Stored data

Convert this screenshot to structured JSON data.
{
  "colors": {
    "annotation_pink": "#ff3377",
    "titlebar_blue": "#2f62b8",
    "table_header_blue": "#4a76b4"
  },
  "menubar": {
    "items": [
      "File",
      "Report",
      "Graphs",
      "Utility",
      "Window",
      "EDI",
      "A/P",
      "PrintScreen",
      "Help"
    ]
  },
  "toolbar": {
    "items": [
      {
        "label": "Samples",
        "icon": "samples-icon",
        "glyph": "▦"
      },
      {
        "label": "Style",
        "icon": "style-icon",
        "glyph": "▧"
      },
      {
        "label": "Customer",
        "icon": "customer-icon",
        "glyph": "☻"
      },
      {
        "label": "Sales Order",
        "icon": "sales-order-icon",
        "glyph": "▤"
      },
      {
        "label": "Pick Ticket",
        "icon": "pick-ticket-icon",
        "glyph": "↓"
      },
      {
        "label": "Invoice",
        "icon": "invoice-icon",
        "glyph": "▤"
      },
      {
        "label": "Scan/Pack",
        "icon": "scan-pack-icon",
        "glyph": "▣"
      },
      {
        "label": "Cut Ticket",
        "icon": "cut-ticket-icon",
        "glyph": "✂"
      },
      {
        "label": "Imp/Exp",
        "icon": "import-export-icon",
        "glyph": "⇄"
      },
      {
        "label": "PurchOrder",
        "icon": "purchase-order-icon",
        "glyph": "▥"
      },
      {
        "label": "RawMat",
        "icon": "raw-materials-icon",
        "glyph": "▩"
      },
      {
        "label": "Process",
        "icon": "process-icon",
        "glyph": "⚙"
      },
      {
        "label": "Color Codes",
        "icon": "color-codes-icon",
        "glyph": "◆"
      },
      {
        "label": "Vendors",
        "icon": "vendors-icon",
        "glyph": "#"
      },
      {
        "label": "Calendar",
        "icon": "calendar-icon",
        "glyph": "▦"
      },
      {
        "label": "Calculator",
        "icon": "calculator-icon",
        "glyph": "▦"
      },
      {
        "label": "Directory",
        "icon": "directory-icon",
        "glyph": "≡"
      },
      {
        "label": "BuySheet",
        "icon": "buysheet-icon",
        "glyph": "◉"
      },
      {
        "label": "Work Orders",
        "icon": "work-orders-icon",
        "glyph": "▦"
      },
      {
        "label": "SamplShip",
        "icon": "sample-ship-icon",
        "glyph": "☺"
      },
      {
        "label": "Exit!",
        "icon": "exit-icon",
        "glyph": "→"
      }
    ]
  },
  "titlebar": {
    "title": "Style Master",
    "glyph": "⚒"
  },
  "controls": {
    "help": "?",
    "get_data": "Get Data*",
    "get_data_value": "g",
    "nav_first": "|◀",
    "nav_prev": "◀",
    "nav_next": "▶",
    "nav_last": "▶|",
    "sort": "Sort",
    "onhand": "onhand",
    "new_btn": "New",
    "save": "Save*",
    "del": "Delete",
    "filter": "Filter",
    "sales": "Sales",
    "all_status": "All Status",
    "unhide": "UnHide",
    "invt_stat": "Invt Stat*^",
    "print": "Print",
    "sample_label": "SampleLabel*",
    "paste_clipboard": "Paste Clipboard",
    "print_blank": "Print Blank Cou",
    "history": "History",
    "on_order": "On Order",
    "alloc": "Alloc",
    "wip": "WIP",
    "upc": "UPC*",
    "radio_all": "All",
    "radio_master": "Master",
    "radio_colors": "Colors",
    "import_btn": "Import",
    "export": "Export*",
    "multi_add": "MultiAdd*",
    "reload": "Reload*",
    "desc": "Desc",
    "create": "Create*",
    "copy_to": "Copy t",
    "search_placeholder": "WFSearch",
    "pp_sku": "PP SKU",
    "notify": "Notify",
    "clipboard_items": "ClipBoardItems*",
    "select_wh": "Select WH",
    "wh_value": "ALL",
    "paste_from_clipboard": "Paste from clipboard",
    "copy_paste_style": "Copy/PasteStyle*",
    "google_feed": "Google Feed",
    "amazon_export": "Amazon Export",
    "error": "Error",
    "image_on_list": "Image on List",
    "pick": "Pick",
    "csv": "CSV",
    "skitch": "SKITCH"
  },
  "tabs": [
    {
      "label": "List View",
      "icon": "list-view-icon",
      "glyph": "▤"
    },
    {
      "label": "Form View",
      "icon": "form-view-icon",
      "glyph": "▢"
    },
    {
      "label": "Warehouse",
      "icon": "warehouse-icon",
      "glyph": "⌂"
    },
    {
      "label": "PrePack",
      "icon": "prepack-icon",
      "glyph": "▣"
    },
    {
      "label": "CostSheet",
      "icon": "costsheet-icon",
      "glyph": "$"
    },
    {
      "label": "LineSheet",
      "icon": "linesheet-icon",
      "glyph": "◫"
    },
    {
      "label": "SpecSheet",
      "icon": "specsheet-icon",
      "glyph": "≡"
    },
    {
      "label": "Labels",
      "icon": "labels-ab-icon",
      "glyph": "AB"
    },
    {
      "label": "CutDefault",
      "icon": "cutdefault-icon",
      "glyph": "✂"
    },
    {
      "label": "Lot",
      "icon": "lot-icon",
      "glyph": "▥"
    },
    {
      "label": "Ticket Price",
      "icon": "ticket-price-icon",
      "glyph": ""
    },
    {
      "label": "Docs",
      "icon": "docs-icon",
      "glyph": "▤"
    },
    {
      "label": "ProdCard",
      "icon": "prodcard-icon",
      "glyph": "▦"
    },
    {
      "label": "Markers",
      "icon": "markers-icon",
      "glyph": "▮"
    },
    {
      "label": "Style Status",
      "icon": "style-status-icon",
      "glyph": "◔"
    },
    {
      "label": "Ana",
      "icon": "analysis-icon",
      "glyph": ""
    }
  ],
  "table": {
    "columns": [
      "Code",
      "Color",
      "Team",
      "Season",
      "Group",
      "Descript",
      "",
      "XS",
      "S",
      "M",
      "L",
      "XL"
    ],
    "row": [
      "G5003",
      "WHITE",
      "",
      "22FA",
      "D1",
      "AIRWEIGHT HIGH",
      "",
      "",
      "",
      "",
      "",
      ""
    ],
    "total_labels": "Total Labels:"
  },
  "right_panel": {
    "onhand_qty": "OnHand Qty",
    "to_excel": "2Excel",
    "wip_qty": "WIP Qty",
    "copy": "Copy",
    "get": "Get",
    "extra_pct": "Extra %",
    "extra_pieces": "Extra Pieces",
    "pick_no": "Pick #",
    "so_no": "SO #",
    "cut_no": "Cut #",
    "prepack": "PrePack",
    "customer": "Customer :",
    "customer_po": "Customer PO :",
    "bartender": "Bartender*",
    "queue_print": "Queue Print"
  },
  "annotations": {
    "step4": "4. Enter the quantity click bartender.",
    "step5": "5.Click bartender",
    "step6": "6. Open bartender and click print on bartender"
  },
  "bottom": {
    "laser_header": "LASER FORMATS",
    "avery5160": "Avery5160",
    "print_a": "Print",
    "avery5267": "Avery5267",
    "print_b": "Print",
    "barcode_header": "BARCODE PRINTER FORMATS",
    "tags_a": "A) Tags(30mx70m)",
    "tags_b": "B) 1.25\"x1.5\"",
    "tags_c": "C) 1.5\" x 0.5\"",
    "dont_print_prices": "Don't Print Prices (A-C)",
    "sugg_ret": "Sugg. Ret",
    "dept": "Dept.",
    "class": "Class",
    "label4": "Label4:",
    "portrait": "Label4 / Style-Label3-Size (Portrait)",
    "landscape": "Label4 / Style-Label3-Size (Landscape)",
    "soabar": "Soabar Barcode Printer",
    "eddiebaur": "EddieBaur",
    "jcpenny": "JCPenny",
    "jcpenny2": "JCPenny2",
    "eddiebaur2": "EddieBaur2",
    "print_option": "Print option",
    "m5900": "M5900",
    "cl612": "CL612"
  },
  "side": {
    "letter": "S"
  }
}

## [REQUIREMENTS]
Produce an exact copy of all the records.

## [EXPECTED OUTPUT]
Convert this screenshot to structured JSON data.
{
  "colors": {
    "annotation_pink": "#ff3377",
    "titlebar_blue": "#2f62b8",
    "table_header_blue": "#4a76b4"
  },
  "menubar": {
    "items": [
      "File",
      "Report",
      "Graphs",
      "Utility",
      "Window",
      "EDI",
      "A/P",
      "PrintScreen",
      "Help"
    ]
  },
  "toolbar": {
    "items": [
      {
        "label": "Samples",
        "icon": "samples-icon",
        "glyph": "▦"
      },
      {
        "label": "Style",
        "icon": "style-icon",
        "glyph": "▧"
      },
      {
        "label": "Customer",
        "icon": "customer-icon",
        "glyph": "☻"
      },
      {
        "label": "Sales Order",
        "icon": "sales-order-icon",
        "glyph": "▤"
      },
      {
        "label": "Pick Ticket",
        "icon": "pick-ticket-icon",
        "glyph": "↓"
      },
      {
        "label": "Invoice",
        "icon": "invoice-icon",
        "glyph": "▤"
      },
      {
        "label": "Scan/Pack",
        "icon": "scan-pack-icon",
        "glyph": "▣"
      },
      {
        "label": "Cut Ticket",
        "icon": "cut-ticket-icon",
        "glyph": "✂"
      },
      {
        "label": "Imp/Exp",
        "icon": "import-export-icon",
        "glyph": "⇄"
      },
      {
        "label": "PurchOrder",
        "icon": "purchase-order-icon",
        "glyph": "▥"
      },
      {
        "label": "RawMat",
        "icon": "raw-materials-icon",
        "glyph": "▩"
      },
      {
        "label": "Process",
        "icon": "process-icon",
        "glyph": "⚙"
      },
      {
        "label": "Color Codes",
        "icon": "color-codes-icon",
        "glyph": "◆"
      },
      {
        "label": "Vendors",
        "icon": "vendors-icon",
        "glyph": "#"
      },
      {
        "label": "Calendar",
        "icon": "calendar-icon",
        "glyph": "▦"
      },
      {
        "label": "Calculator",
        "icon": "calculator-icon",
        "glyph": "▦"
      },
      {
        "label": "Directory",
        "icon": "directory-icon",
        "glyph": "≡"
      },
      {
        "label": "BuySheet",
        "icon": "buysheet-icon",
        "glyph": "◉"
      },
      {
        "label": "Work Orders",
        "icon": "work-orders-icon",
        "glyph": "▦"
      },
      {
        "label": "SamplShip",
        "icon": "sample-ship-icon",
        "glyph": "☺"
      },
      {
        "label": "Exit!",
        "icon": "exit-icon",
        "glyph": "→"
      }
    ]
  },
  "titlebar": {
    "title": "Style Master",
    "glyph": "⚒"
  },
  "controls": {
    "help": "?",
    "get_data": "Get Data*",
    "get_data_value": "g",
    "nav_first": "|◀",
    "nav_prev": "◀",
    "nav_next": "▶",
    "nav_last": "▶|",
    "sort": "Sort",
    "onhand": "onhand",
    "new_btn": "New",
    "save": "Save*",
    "del": "Delete",
    "filter": "Filter",
    "sales": "Sales",
    "all_status": "All Status",
    "unhide": "UnHide",
    "invt_stat": "Invt Stat*^",
    "print": "Print",
    "sample_label": "SampleLabel*",
    "paste_clipboard": "Paste Clipboard",
    "print_blank": "Print Blank Cou",
    "history": "History",
    "on_order": "On Order",
    "alloc": "Alloc",
    "wip": "WIP",
    "upc": "UPC*",
    "radio_all": "All",
    "radio_master": "Master",
    "radio_colors": "Colors",
    "import_btn": "Import",
    "export": "Export*",
    "multi_add": "MultiAdd*",
    "reload": "Reload*",
    "desc": "Desc",
    "create": "Create*",
    "copy_to": "Copy t",
    "search_placeholder": "WFSearch",
    "pp_sku": "PP SKU",
    "notify": "Notify",
    "clipboard_items": "ClipBoardItems*",
    "select_wh": "Select WH",
    "wh_value": "ALL",
    "paste_from_clipboard": "Paste from clipboard",
    "copy_paste_style": "Copy/PasteStyle*",
    "google_feed": "Google Feed",
    "amazon_export": "Amazon Export",
    "error": "Error",
    "image_on_list": "Image on List",
    "pick": "Pick",
    "csv": "CSV",
    "skitch": "SKITCH"
  },
  "tabs": [
    {
      "label": "List View",
      "icon": "list-view-icon",
      "glyph": "▤"
    },
    {
      "label": "Form View",
      "icon": "form-view-icon",
      "glyph": "▢"
    },
    {
      "label": "Warehouse",
      "icon": "warehouse-icon",
      "glyph": "⌂"
    },
    {
      "label": "PrePack",
      "icon": "prepack-icon",
      "glyph": "▣"
    },
    {
      "label": "CostSheet",
      "icon": "costsheet-icon",
      "glyph": "$"
    },
    {
      "label": "LineSheet",
      "icon": "linesheet-icon",
      "glyph": "◫"
    },
    {
      "label": "SpecSheet",
      "icon": "specsheet-icon",
      "glyph": "≡"
    },
    {
      "label": "Labels",
      "icon": "labels-ab-icon",
      "glyph": "AB"
    },
    {
      "label": "CutDefault",
      "icon": "cutdefault-icon",
      "glyph": "✂"
    },
    {
      "label": "Lot",
      "icon": "lot-icon",
      "glyph": "▥"
    },
    {
      "label": "Ticket Price",
      "icon": "ticket-price-icon",
      "glyph": ""
    },
    {
      "label": "Docs",
      "icon": "docs-icon",
      "glyph": "▤"
    },
    {
      "label": "ProdCard",
      "icon": "prodcard-icon",
      "glyph": "▦"
    },
    {
      "label": "Markers",
      "icon": "markers-icon",
      "glyph": "▮"
    },
    {
      "label": "Style Status",
      "icon": "style-status-icon",
      "glyph": "◔"
    },
    {
      "label": "Ana",
      "icon": "analysis-icon",
      "glyph": ""
    }
  ],
  "table": {
    "columns": [
      "Code",
      "Color",
      "Team",
      "Season",
      "Group",
      "Descript",
      "",
      "XS",
      "S",
      "M",
      "L",
      "XL"
    ],
    "row": [
      "G5003",
      "WHITE",
      "",
      "22FA",
      "D1",
      "AIRWEIGHT HIGH",
      "",
      "",
      "",
      "",
      "",
      ""
    ],
    "total_labels": "Total Labels:"
  },
  "right_panel": {
    "onhand_qty": "OnHand Qty",
    "to_excel": "2Excel",
    "wip_qty": "WIP Qty",
    "copy": "Copy",
    "get": "Get",
    "extra_pct": "Extra %",
    "extra_pieces": "Extra Pieces",
    "pick_no": "Pick #",
    "so_no": "SO #",
    "cut_no": "Cut #",
    "prepack": "PrePack",
    "customer": "Customer :",
    "customer_po": "Customer PO :",
    "bartender": "Bartender*",
    "queue_print": "Queue Print"
  },
  "annotations": {
    "step4": "4. Enter the quantity click bartender.",
    "step5": "5.Click bartender",
    "step6": "6. Open bartender and click print on bartender"
  },
  "bottom": {
    "laser_header": "LASER FORMATS",
    "avery5160": "Avery5160",
    "print_a": "Print",
    "avery5267": "Avery5267",
    "print_b": "Print",
    "barcode_header": "BARCODE PRINTER FORMATS",
    "tags_a": "A) Tags(30mx70m)",
    "tags_b": "B) 1.25\"x1.5\"",
    "tags_c": "C) 1.5\" x 0.5\"",
    "dont_print_prices": "Don't Print Prices (A-C)",
    "sugg_ret": "Sugg. Ret",
    "dept": "Dept.",
    "class": "Class",
    "label4": "Label4:",
    "portrait": "Label4 / Style-Label3-Size (Portrait)",
    "landscape": "Label4 / Style-Label3-Size (Landscape)",
    "soabar": "Soabar Barcode Printer",
    "eddiebaur": "EddieBaur",
    "jcpenny": "JCPenny",
    "jcpenny2": "JCPenny2",
    "eddiebaur2": "EddieBaur2",
    "print_option": "Print option",
    "m5900": "M5900",
    "cl612": "CL612"
  },
  "side": {
    "letter": "S"
  }
}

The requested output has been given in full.